Stored data entries
┌──
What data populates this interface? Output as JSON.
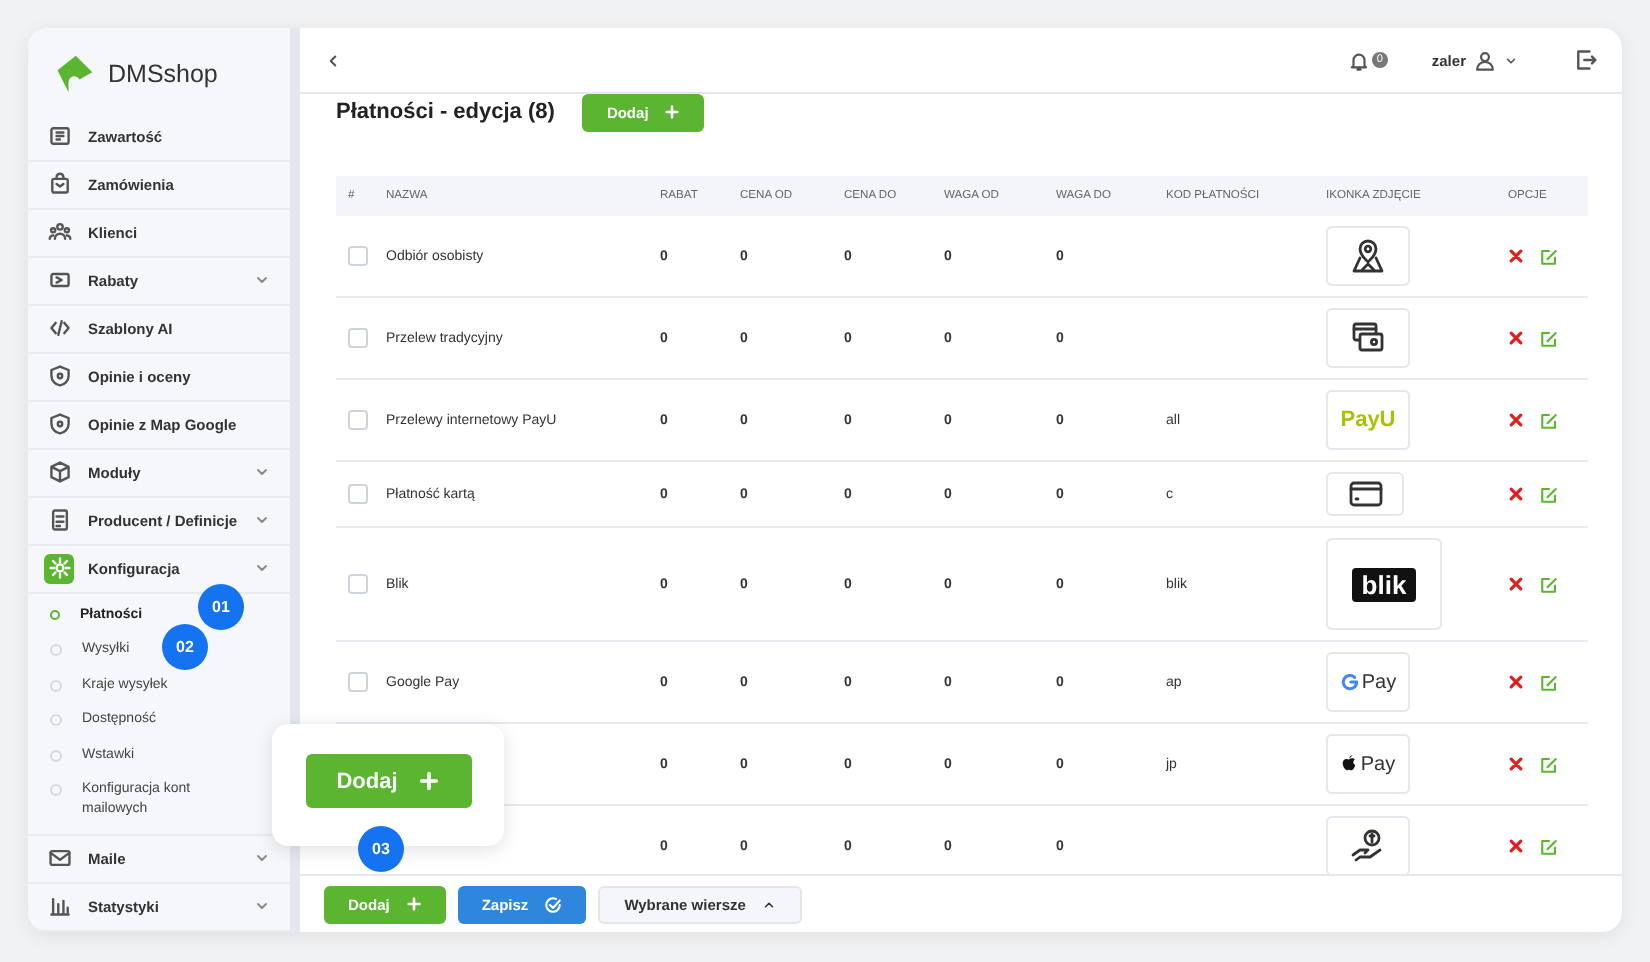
{
  "sidebar": {
    "logo": "DMSshop",
    "items": [
      {
        "label": "Zawartość",
        "expandable": false,
        "selected": false
      },
      {
        "label": "Zamówienia",
        "expandable": false,
        "selected": false
      },
      {
        "label": "Klienci",
        "expandable": false,
        "selected": false
      },
      {
        "label": "Rabaty",
        "expandable": true,
        "selected": false
      },
      {
        "label": "Szablony AI",
        "expandable": false,
        "selected": false
      },
      {
        "label": "Opinie i oceny",
        "expandable": false,
        "selected": false
      },
      {
        "label": "Opinie z Map Google",
        "expandable": false,
        "selected": false
      },
      {
        "label": "Moduły",
        "expandable": true,
        "selected": false
      },
      {
        "label": "Producent / Definicje",
        "expandable": true,
        "selected": false
      },
      {
        "label": "Konfiguracja",
        "expandable": true,
        "selected": true,
        "children": [
          {
            "label": "Płatności",
            "selected": true
          },
          {
            "label": "Wysyłki",
            "selected": false
          },
          {
            "label": "Kraje wysyłek",
            "selected": false
          },
          {
            "label": "Dostępność",
            "selected": false
          },
          {
            "label": "Wstawki",
            "selected": false
          },
          {
            "label": "Konfiguracja kont mailowych",
            "selected": false
          }
        ]
      },
      {
        "label": "Maile",
        "expandable": true,
        "selected": false
      },
      {
        "label": "Statystyki",
        "expandable": true,
        "selected": false
      }
    ]
  },
  "topbar": {
    "notifications": "0",
    "user": "zaler"
  },
  "page": {
    "title": "Płatności - edycja (8)",
    "add_button": "Dodaj"
  },
  "table": {
    "columns": [
      "#",
      "NAZWA",
      "RABAT",
      "CENA OD",
      "CENA DO",
      "WAGA OD",
      "WAGA DO",
      "KOD PŁATNOŚCI",
      "IKONKA ZDJĘCIE",
      "OPCJE"
    ],
    "rows": [
      {
        "checked": false,
        "name": "Odbiór osobisty",
        "values": [
          "0",
          "0",
          "0",
          "0",
          "0"
        ],
        "kind": "pickup"
      },
      {
        "checked": false,
        "name": "Przelew tradycyjny",
        "values": [
          "0",
          "0",
          "0",
          "0",
          "0"
        ],
        "kind": "transfer"
      },
      {
        "checked": false,
        "name": "Przelewy internetowy PayU",
        "values": [
          "0",
          "0",
          "0",
          "0",
          "0"
        ],
        "code": "all",
        "kind": "payu",
        "logo_text": "PayU"
      },
      {
        "checked": false,
        "name": "Płatność kartą",
        "values": [
          "0",
          "0",
          "0",
          "0",
          "0"
        ],
        "code": "c",
        "kind": "card"
      },
      {
        "checked": false,
        "name": "Blik",
        "values": [
          "0",
          "0",
          "0",
          "0",
          "0"
        ],
        "code": "blik",
        "kind": "blik",
        "logo_text": "blik"
      },
      {
        "checked": false,
        "name": "Google Pay",
        "values": [
          "0",
          "0",
          "0",
          "0",
          "0"
        ],
        "code": "ap",
        "kind": "gpay",
        "logo_text": "Pay"
      },
      {
        "values": [
          "0",
          "0",
          "0",
          "0",
          "0"
        ],
        "code": "jp",
        "kind": "applepay",
        "logo_text": "Pay"
      },
      {
        "values": [
          "0",
          "0",
          "0",
          "0",
          "0"
        ],
        "kind": "cash"
      }
    ]
  },
  "toolbar": {
    "add": "Dodaj",
    "save": "Zapisz",
    "selected_rows": "Wybrane wiersze"
  },
  "callout": {
    "button": "Dodaj"
  },
  "steps": [
    "01",
    "02",
    "03"
  ]
}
└──
EXERCISE INSTRUCTIONS: Quote the material exactly. Pictures stay out.

THE ANSWER:
What data populates this interface? Output as JSON.
{
  "sidebar": {
    "logo": "DMSshop",
    "items": [
      {
        "label": "Zawartość",
        "expandable": false,
        "selected": false
      },
      {
        "label": "Zamówienia",
        "expandable": false,
        "selected": false
      },
      {
        "label": "Klienci",
        "expandable": false,
        "selected": false
      },
      {
        "label": "Rabaty",
        "expandable": true,
        "selected": false
      },
      {
        "label": "Szablony AI",
        "expandable": false,
        "selected": false
      },
      {
        "label": "Opinie i oceny",
        "expandable": false,
        "selected": false
      },
      {
        "label": "Opinie z Map Google",
        "expandable": false,
        "selected": false
      },
      {
        "label": "Moduły",
        "expandable": true,
        "selected": false
      },
      {
        "label": "Producent / Definicje",
        "expandable": true,
        "selected": false
      },
      {
        "label": "Konfiguracja",
        "expandable": true,
        "selected": true,
        "children": [
          {
            "label": "Płatności",
            "selected": true
          },
          {
            "label": "Wysyłki",
            "selected": false
          },
          {
            "label": "Kraje wysyłek",
            "selected": false
          },
          {
            "label": "Dostępność",
            "selected": false
          },
          {
            "label": "Wstawki",
            "selected": false
          },
          {
            "label": "Konfiguracja kont mailowych",
            "selected": false
          }
        ]
      },
      {
        "label": "Maile",
        "expandable": true,
        "selected": false
      },
      {
        "label": "Statystyki",
        "expandable": true,
        "selected": false
      }
    ]
  },
  "topbar": {
    "notifications": "0",
    "user": "zaler"
  },
  "page": {
    "title": "Płatności - edycja (8)",
    "add_button": "Dodaj"
  },
  "table": {
    "columns": [
      "#",
      "NAZWA",
      "RABAT",
      "CENA OD",
      "CENA DO",
      "WAGA OD",
      "WAGA DO",
      "KOD PŁATNOŚCI",
      "IKONKA ZDJĘCIE",
      "OPCJE"
    ],
    "rows": [
      {
        "checked": false,
        "name": "Odbiór osobisty",
        "values": [
          "0",
          "0",
          "0",
          "0",
          "0"
        ],
        "kind": "pickup"
      },
      {
        "checked": false,
        "name": "Przelew tradycyjny",
        "values": [
          "0",
          "0",
          "0",
          "0",
          "0"
        ],
        "kind": "transfer"
      },
      {
        "checked": false,
        "name": "Przelewy internetowy PayU",
        "values": [
          "0",
          "0",
          "0",
          "0",
          "0"
        ],
        "code": "all",
        "kind": "payu",
        "logo_text": "PayU"
      },
      {
        "checked": false,
        "name": "Płatność kartą",
        "values": [
          "0",
          "0",
          "0",
          "0",
          "0"
        ],
        "code": "c",
        "kind": "card"
      },
      {
        "checked": false,
        "name": "Blik",
        "values": [
          "0",
          "0",
          "0",
          "0",
          "0"
        ],
        "code": "blik",
        "kind": "blik",
        "logo_text": "blik"
      },
      {
        "checked": false,
        "name": "Google Pay",
        "values": [
          "0",
          "0",
          "0",
          "0",
          "0"
        ],
        "code": "ap",
        "kind": "gpay",
        "logo_text": "Pay"
      },
      {
        "values": [
          "0",
          "0",
          "0",
          "0",
          "0"
        ],
        "code": "jp",
        "kind": "applepay",
        "logo_text": "Pay"
      },
      {
        "values": [
          "0",
          "0",
          "0",
          "0",
          "0"
        ],
        "kind": "cash"
      }
    ]
  },
  "toolbar": {
    "add": "Dodaj",
    "save": "Zapisz",
    "selected_rows": "Wybrane wiersze"
  },
  "callout": {
    "button": "Dodaj"
  },
  "steps": [
    "01",
    "02",
    "03"
  ]
}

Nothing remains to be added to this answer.